_Directions_
Show each line from the listing that includes the word "Logradouro".

● ● ● ● ●

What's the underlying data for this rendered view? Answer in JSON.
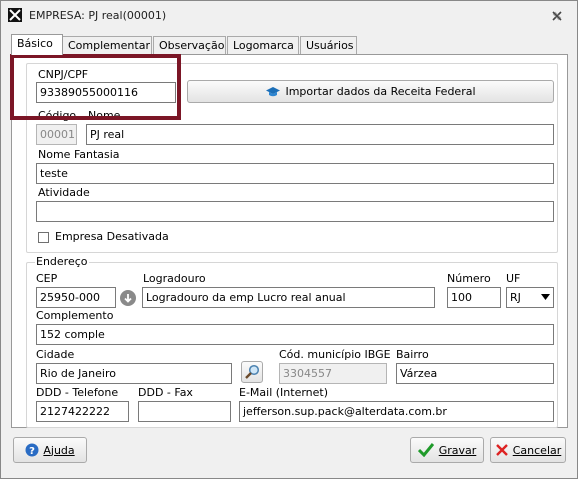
{
  "window": {
    "title": "EMPRESA: PJ real(00001)"
  },
  "tabs": [
    "Básico",
    "Complementar",
    "Observação",
    "Logomarca",
    "Usuários"
  ],
  "basic": {
    "cnpj_label": "CNPJ/CPF",
    "cnpj_value": "93389055000116",
    "import_button": "Importar dados da Receita Federal",
    "codigo_label": "Código",
    "codigo_value": "00001",
    "nome_label": "Nome",
    "nome_value": "PJ real",
    "fantasia_label": "Nome Fantasia",
    "fantasia_value": "teste",
    "atividade_label": "Atividade",
    "atividade_value": "",
    "desativada_label": "Empresa Desativada"
  },
  "address": {
    "legend": "Endereço",
    "cep_label": "CEP",
    "cep_value": "25950-000",
    "logradouro_label": "Logradouro",
    "logradouro_value": "Logradouro da emp Lucro real anual",
    "numero_label": "Número",
    "numero_value": "100",
    "uf_label": "UF",
    "uf_value": "RJ",
    "complemento_label": "Complemento",
    "complemento_value": "152 comple",
    "cidade_label": "Cidade",
    "cidade_value": "Rio de Janeiro",
    "cod_municipio_label": "Cód. município IBGE",
    "cod_municipio_value": "3304557",
    "bairro_label": "Bairro",
    "bairro_value": "Várzea",
    "ddd_tel_label": "DDD - Telefone",
    "ddd_tel_value": "2127422222",
    "ddd_fax_label": "DDD - Fax",
    "ddd_fax_value": "",
    "email_label": "E-Mail (Internet)",
    "email_value": "jefferson.sup.pack@alterdata.com.br"
  },
  "footer": {
    "help": "Ajuda",
    "save": "Gravar",
    "cancel": "Cancelar"
  },
  "colors": {
    "highlight": "#7b1626",
    "accent": "#1c6fb8"
  }
}
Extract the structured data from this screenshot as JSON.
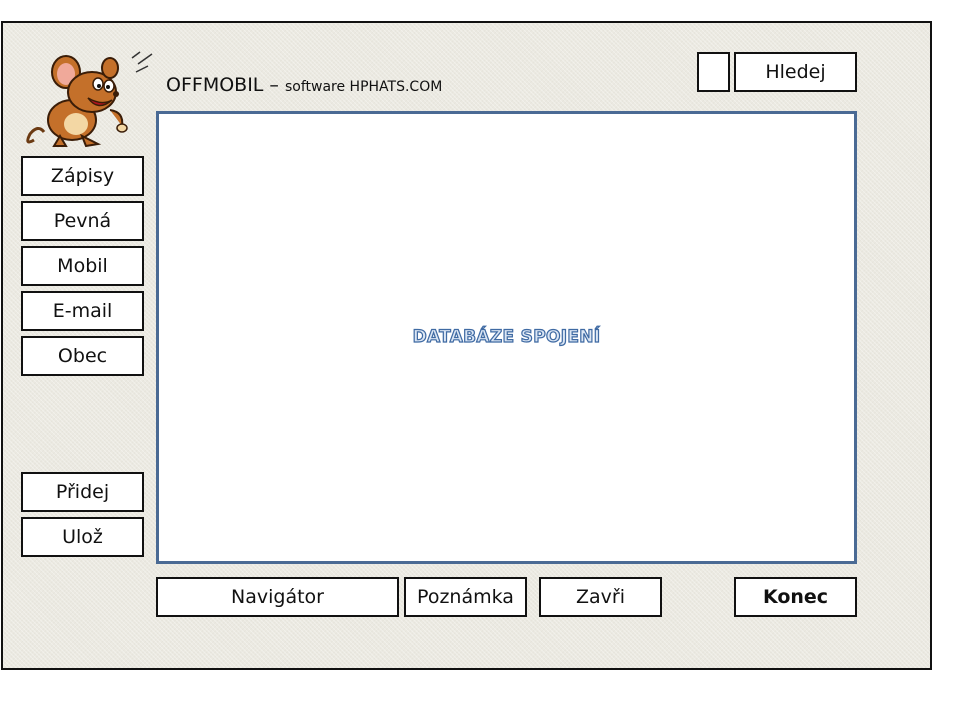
{
  "header": {
    "title_main": "OFFMOBIL – ",
    "title_small": "software HPHATS.COM",
    "search_button": "Hledej",
    "search_box": ""
  },
  "sidebar": {
    "items": [
      {
        "label": "Zápisy"
      },
      {
        "label": "Pevná"
      },
      {
        "label": "Mobil"
      },
      {
        "label": "E-mail"
      },
      {
        "label": "Obec"
      }
    ],
    "actions": [
      {
        "label": "Přidej"
      },
      {
        "label": "Ulož"
      }
    ]
  },
  "main": {
    "label": "DATABÁZE  SPOJENÍ"
  },
  "footer": {
    "navigator": "Navigátor",
    "note": "Poznámka",
    "close": "Zavři",
    "end": "Konec"
  },
  "colors": {
    "panel_border": "#4a6a94",
    "label_outline": "#3f6aa3",
    "background": "#ebe9e1"
  },
  "icons": {
    "mascot": "cartoon-mouse-mascot"
  }
}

● ● ● ● ●

_Worked answer_
    "logradouro_label": "Logradouro",
    "logradouro_value": "Logradouro da emp Lucro real anual",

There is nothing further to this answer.